▸ **The problem**: From the records below, pull each line that has "Ratio".

▸ **Dataset records**:

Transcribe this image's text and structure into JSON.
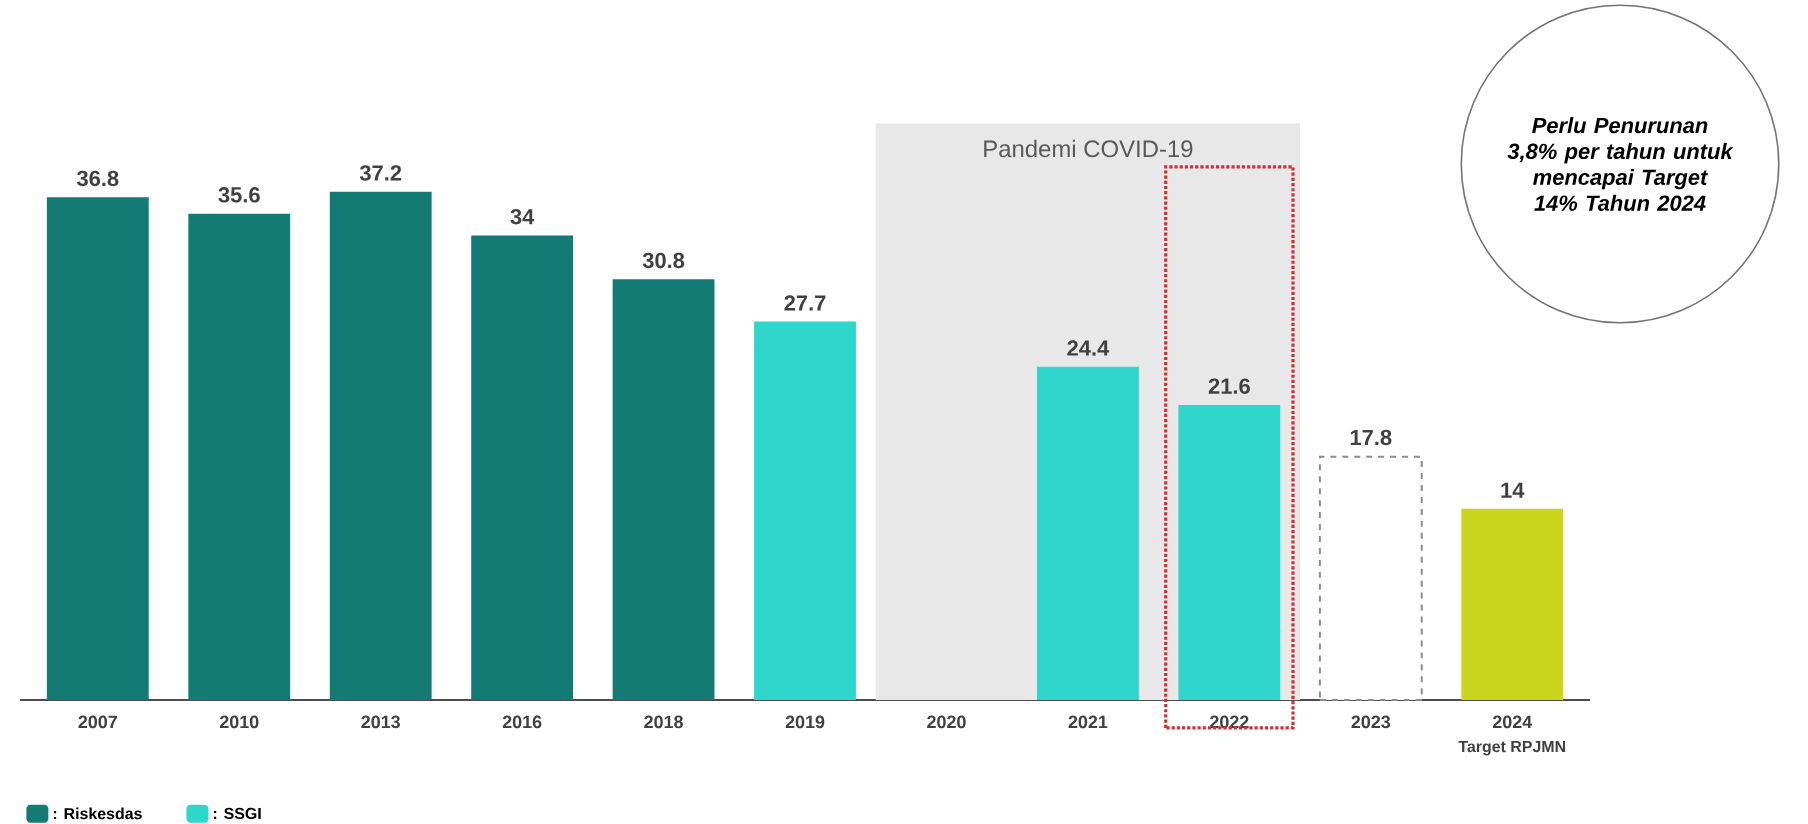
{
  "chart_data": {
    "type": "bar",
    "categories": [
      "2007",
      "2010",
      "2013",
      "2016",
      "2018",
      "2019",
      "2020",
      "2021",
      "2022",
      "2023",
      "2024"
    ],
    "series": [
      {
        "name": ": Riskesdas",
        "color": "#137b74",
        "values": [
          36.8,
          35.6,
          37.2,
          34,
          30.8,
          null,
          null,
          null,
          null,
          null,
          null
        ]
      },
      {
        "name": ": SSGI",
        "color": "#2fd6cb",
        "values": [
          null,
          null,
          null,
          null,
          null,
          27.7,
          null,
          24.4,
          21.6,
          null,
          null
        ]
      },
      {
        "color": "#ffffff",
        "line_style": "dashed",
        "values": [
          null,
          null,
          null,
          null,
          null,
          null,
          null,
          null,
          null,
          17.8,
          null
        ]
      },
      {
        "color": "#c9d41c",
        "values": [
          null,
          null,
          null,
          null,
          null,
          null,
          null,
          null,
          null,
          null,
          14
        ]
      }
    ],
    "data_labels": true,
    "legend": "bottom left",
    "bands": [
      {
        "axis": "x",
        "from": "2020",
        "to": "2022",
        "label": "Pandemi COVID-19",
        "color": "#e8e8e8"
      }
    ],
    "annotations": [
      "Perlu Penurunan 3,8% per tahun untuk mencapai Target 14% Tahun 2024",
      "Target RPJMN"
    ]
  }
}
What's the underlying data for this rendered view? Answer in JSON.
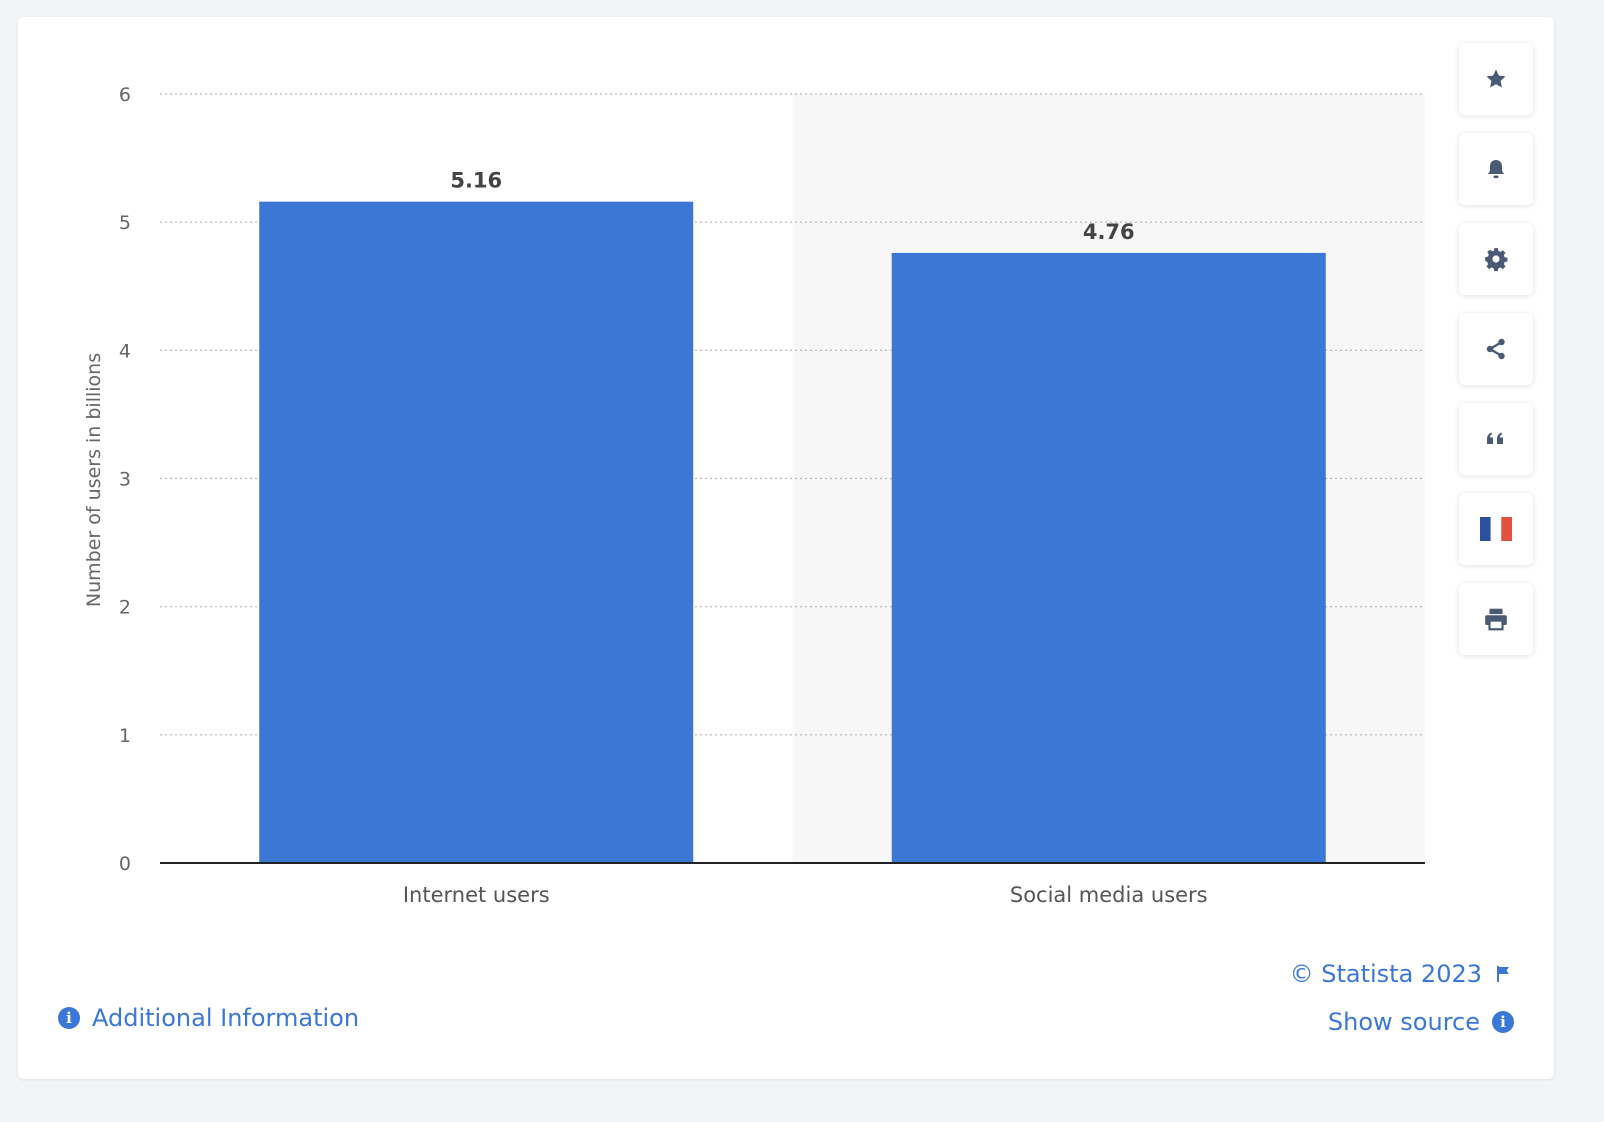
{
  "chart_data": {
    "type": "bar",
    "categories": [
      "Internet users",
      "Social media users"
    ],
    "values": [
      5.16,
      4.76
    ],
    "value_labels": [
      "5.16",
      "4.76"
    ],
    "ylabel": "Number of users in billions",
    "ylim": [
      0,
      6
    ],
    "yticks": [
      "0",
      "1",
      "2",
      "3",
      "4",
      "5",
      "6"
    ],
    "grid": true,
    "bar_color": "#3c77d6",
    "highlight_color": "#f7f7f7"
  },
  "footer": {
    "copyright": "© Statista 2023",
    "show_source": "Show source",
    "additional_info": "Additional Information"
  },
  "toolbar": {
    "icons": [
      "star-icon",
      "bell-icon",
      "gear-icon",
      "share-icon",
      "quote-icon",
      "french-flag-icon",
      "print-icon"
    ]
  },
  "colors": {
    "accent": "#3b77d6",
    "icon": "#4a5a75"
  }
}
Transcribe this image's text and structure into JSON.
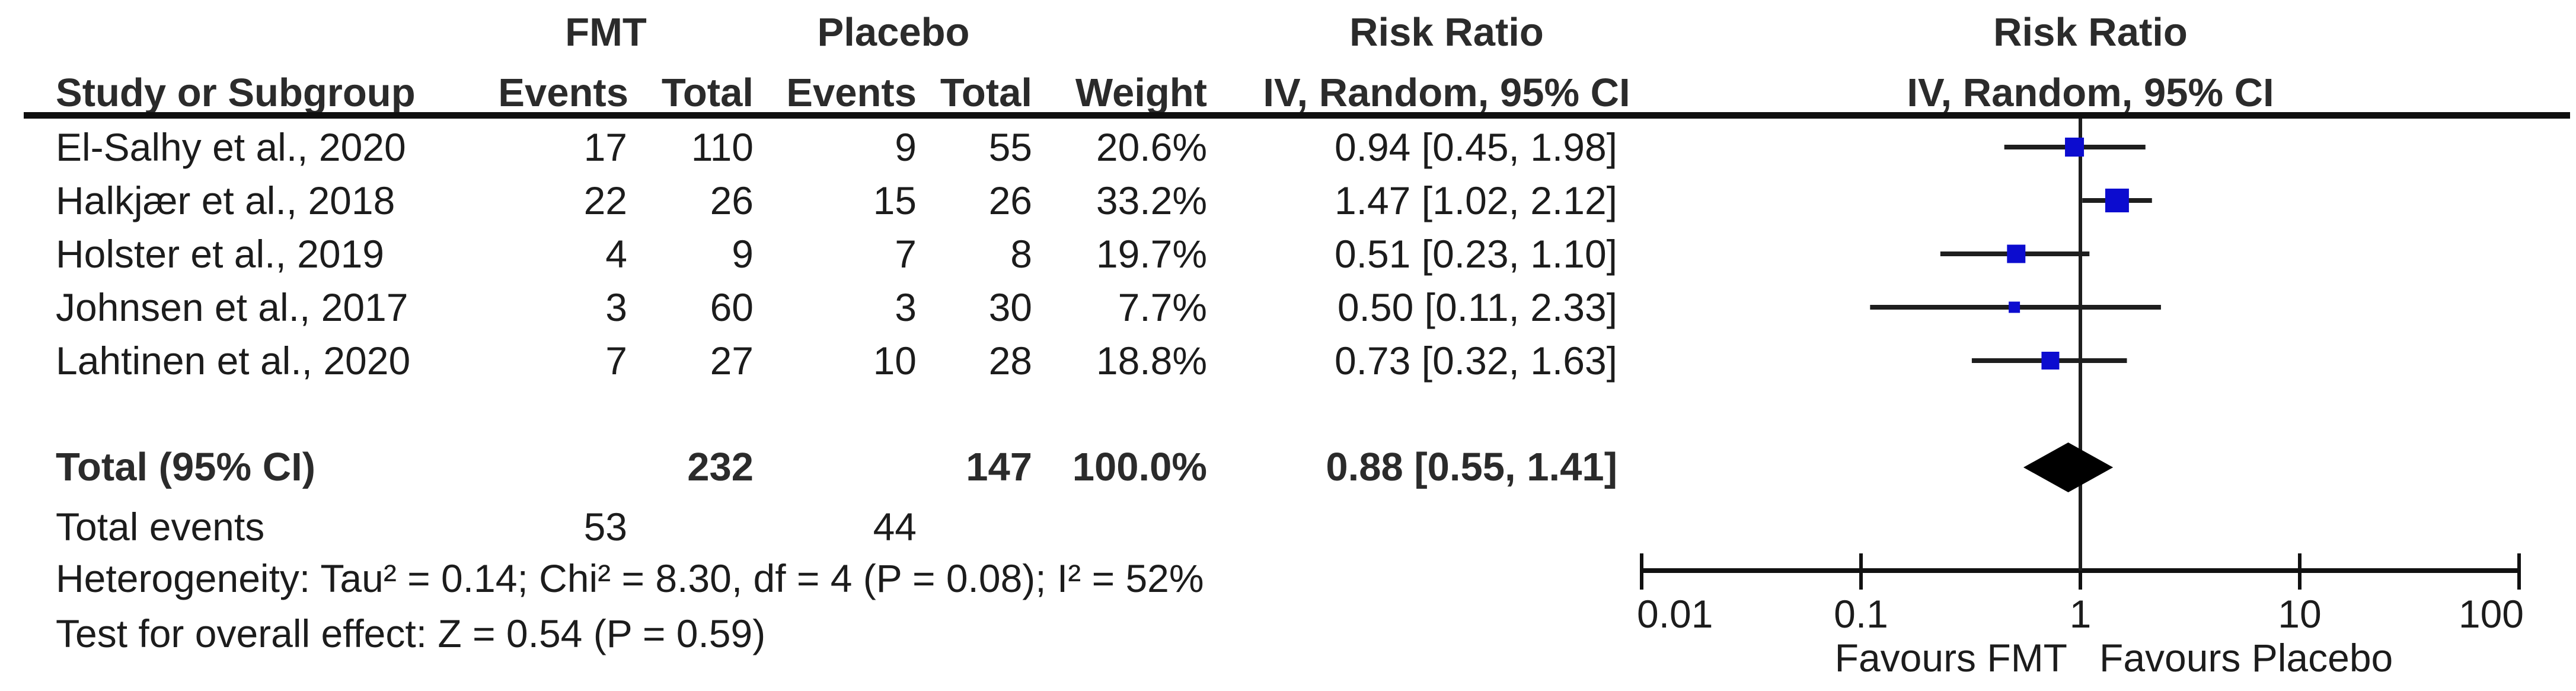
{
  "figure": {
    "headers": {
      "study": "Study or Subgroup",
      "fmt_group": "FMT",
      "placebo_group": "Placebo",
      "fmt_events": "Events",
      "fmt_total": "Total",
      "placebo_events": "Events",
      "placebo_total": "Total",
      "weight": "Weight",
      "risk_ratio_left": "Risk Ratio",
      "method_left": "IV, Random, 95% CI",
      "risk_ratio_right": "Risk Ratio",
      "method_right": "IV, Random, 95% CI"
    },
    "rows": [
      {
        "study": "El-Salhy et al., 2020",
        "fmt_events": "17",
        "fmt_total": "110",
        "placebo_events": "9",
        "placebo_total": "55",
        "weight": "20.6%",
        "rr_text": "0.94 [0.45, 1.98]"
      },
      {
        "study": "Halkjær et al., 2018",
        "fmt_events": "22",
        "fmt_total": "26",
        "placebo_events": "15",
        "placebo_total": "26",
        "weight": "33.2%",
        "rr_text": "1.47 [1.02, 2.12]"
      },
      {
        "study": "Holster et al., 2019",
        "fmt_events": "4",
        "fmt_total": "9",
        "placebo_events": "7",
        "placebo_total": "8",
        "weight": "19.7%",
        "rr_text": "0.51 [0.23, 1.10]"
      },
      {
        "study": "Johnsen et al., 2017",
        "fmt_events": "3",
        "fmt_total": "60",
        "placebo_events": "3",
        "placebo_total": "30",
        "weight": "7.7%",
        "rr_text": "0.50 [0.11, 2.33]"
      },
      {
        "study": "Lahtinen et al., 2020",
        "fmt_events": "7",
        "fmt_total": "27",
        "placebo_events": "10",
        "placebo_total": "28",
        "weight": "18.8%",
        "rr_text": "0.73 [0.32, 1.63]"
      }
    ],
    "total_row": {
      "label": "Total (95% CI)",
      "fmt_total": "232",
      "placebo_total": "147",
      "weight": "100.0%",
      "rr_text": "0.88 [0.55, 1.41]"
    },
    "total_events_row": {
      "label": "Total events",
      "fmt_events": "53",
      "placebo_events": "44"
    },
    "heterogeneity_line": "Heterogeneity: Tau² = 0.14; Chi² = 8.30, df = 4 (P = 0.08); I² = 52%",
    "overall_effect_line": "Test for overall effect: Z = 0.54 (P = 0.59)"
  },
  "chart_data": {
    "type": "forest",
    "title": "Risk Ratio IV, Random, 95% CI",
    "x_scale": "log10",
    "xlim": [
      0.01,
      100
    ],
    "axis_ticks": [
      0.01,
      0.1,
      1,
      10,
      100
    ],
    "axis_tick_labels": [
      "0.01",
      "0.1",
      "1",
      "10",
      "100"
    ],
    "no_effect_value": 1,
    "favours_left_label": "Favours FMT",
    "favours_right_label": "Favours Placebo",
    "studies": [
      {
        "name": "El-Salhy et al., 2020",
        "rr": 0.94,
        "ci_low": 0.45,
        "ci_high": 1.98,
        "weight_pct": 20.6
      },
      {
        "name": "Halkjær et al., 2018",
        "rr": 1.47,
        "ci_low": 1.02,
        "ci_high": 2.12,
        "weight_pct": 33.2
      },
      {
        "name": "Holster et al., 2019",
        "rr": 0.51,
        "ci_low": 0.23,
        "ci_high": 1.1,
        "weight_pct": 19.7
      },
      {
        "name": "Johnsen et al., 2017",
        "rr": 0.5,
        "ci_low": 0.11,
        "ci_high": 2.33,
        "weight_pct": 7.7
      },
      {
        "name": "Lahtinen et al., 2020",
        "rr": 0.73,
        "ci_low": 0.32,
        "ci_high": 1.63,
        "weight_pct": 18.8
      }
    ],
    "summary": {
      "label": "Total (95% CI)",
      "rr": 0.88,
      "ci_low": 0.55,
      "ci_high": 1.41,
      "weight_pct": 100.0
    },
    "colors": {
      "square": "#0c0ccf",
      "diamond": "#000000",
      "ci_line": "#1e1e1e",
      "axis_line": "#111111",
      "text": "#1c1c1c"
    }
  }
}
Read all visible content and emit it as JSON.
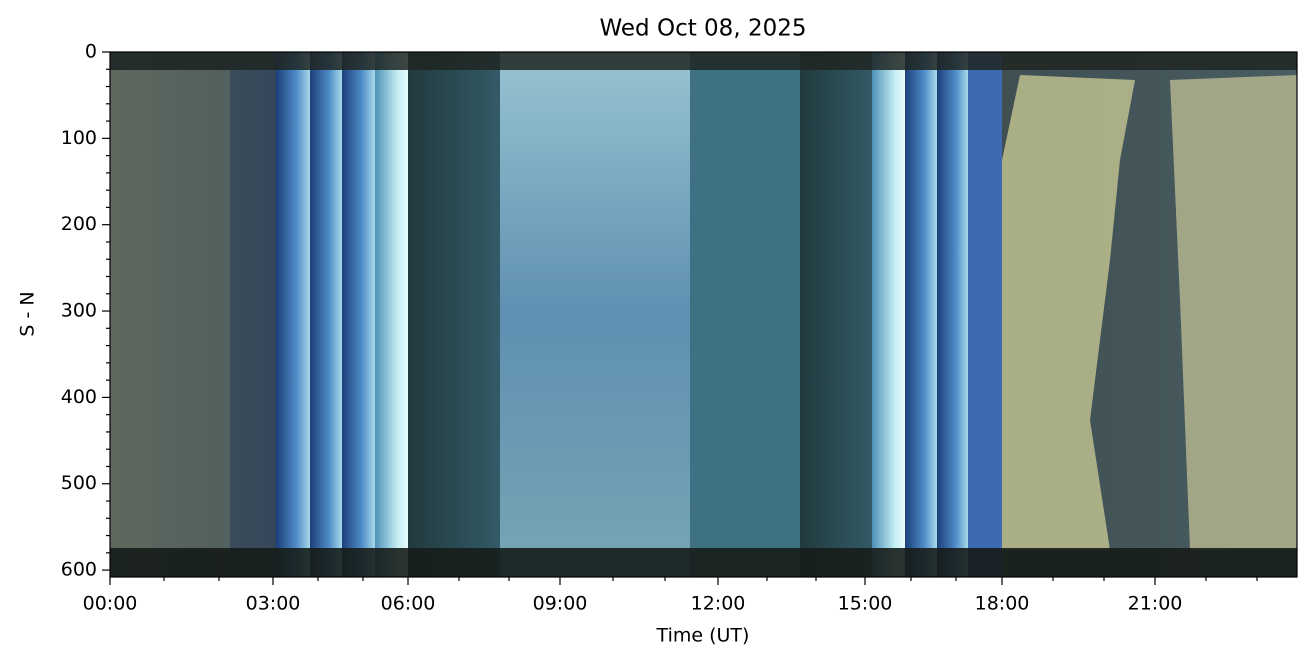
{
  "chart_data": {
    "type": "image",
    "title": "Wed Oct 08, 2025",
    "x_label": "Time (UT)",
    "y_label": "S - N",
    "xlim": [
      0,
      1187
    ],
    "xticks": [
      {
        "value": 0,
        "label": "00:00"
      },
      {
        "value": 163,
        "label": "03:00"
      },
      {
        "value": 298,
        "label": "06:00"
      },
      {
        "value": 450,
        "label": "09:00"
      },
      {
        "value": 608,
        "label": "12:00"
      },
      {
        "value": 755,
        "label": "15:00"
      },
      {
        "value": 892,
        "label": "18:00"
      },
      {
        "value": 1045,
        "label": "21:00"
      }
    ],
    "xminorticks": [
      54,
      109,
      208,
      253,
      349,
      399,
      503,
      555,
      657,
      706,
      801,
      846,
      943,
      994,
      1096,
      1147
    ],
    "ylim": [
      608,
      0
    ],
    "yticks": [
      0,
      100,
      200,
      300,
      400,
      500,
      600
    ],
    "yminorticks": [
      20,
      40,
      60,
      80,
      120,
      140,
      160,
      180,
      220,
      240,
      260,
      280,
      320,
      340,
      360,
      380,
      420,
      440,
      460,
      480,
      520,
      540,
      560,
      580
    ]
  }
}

▸ **The solution**:
      "risk_ratio_left": "Risk Ratio",
      "risk_ratio_right": "Risk Ratio",
    "title": "Risk Ratio IV, Random, 95% CI",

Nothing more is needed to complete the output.